= Problem description =
Return only the number of lines holding the word "Российской".

= Extracted records =

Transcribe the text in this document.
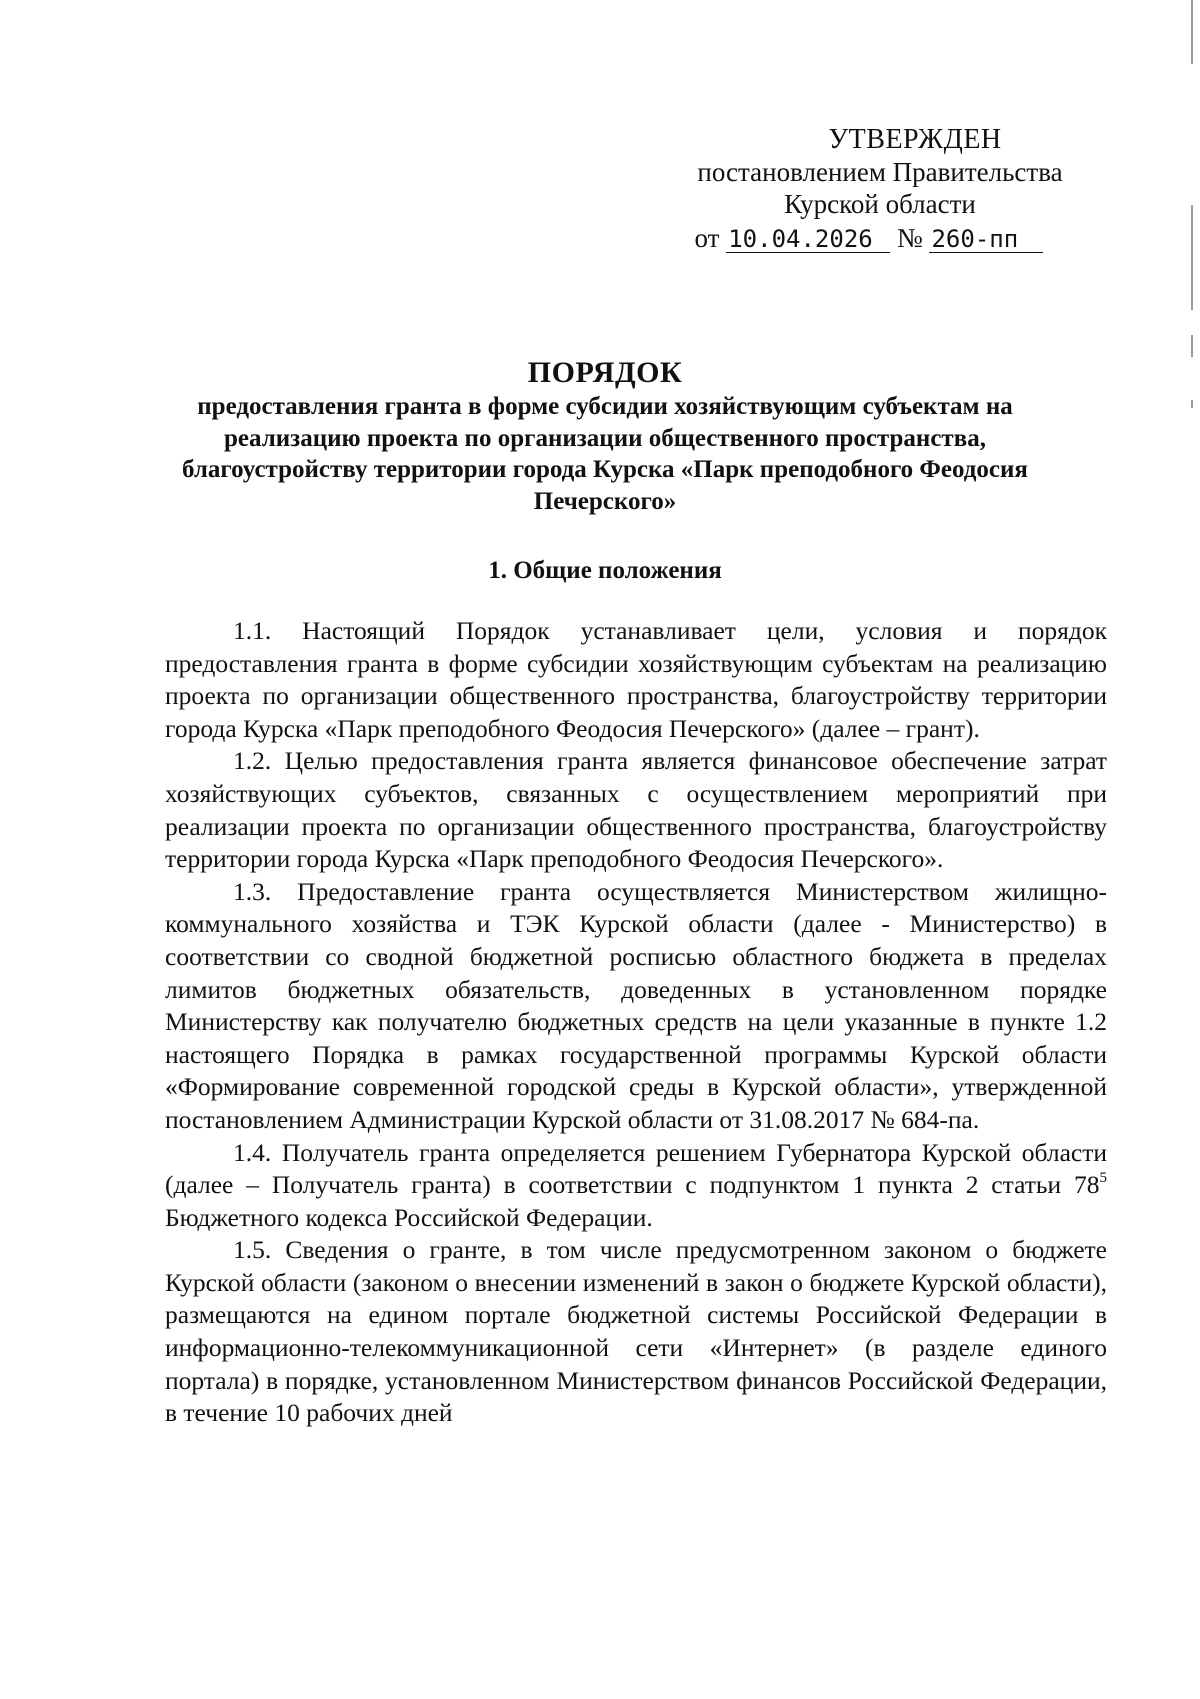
УТВЕРЖДЕН
постановлением Правительства
Курской области
от 10.04.2026 № 260-пп
ПОРЯДОК
предоставления гранта в форме субсидии хозяйствующим субъектам на реализацию проекта по организации общественного пространства, благоустройству территории города Курска «Парк преподобного Феодосия Печерского»
1. Общие положения

1.1. Настоящий Порядок устанавливает цели, условия и порядок предоставления гранта в форме субсидии хозяйствующим субъектам на реализацию проекта по организации общественного пространства, благоустройству территории города Курска «Парк преподобного Феодосия Печерского» (далее – грант).

1.2. Целью предоставления гранта является финансовое обеспечение затрат хозяйствующих субъектов, связанных с осуществлением мероприятий при реализации проекта по организации общественного пространства, благоустройству территории города Курска «Парк преподобного Феодосия Печерского».

1.3. Предоставление гранта осуществляется Министерством жилищно-коммунального хозяйства и ТЭК Курской области (далее - Министерство) в соответствии со сводной бюджетной росписью областного бюджета в пределах лимитов бюджетных обязательств, доведенных в установленном порядке Министерству как получателю бюджетных средств на цели указанные в пункте 1.2 настоящего Порядка в рамках государственной программы Курской области «Формирование современной городской среды в Курской области», утвержденной постановлением Администрации Курской области от 31.08.2017 № 684-па.

1.4. Получатель гранта определяется решением Губернатора Курской области (далее – Получатель гранта) в соответствии с подпунктом 1 пункта 2 статьи $78^5$ Бюджетного кодекса Российской Федерации.

1.5. Сведения о гранте, в том числе предусмотренном законом о бюджете Курской области (законом о внесении изменений в закон о бюджете Курской области), размещаются на едином портале бюджетной системы Российской Федерации в информационно-телекоммуникационной сети «Интернет» (в разделе единого портала) в порядке, установленном Министерством финансов Российской Федерации, в течение 10 рабочих дней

= Output below =
2